==== TASK DATA ====

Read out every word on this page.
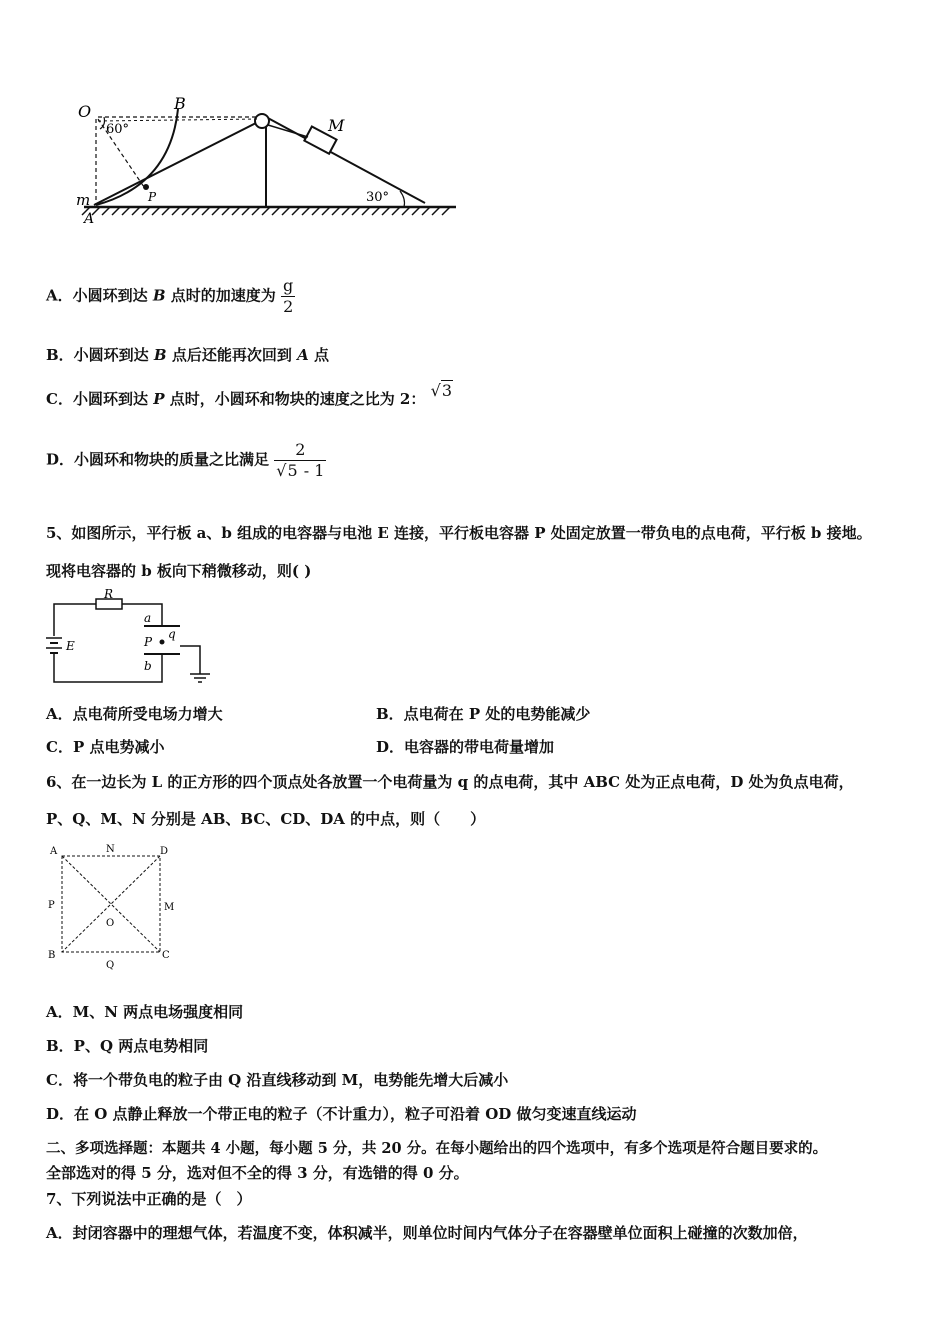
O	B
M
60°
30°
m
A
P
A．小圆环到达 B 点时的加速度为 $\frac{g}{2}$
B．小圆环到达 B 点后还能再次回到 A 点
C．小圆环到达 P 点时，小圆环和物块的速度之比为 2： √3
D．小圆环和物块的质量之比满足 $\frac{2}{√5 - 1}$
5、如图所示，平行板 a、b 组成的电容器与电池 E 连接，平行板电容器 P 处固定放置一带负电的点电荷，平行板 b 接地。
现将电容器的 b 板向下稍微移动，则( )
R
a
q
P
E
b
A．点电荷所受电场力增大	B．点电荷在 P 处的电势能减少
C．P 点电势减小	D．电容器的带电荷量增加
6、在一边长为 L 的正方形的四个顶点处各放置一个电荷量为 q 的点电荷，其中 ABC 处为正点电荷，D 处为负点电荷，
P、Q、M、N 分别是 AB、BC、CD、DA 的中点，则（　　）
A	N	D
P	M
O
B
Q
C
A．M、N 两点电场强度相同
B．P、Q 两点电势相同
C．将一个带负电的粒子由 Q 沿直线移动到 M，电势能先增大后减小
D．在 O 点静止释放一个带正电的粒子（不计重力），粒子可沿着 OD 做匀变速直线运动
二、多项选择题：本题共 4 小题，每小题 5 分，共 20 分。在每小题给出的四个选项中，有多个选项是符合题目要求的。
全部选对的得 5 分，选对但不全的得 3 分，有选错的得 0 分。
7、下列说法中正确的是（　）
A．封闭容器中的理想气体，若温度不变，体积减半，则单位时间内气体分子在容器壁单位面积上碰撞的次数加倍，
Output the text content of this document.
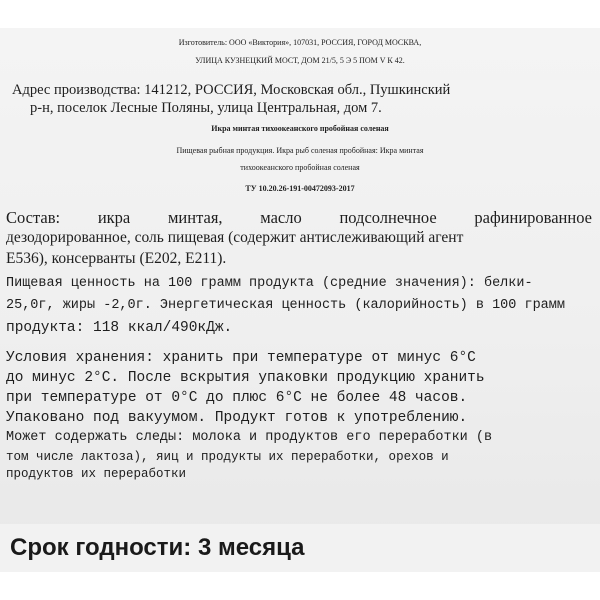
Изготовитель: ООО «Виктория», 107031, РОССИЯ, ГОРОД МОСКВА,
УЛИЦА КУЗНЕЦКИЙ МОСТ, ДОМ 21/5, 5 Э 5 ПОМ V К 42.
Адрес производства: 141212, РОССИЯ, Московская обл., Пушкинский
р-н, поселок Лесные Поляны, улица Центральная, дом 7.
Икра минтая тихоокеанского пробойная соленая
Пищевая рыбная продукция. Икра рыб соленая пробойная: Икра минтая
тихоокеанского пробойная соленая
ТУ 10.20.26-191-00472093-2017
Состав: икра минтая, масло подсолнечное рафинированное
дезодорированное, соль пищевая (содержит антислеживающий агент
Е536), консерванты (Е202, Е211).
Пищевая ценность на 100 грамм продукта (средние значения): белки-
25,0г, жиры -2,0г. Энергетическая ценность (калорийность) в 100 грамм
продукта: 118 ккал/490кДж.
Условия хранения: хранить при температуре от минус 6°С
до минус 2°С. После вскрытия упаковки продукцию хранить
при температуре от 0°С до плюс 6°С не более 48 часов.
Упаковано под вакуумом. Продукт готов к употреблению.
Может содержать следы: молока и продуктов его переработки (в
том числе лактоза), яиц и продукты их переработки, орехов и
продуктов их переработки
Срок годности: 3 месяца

====

• _SHORT PROBLEM_
Output nothing but the number of lines in the data containing the string "frac".

• _RESPONSE FOR THIS EXERCISE_
2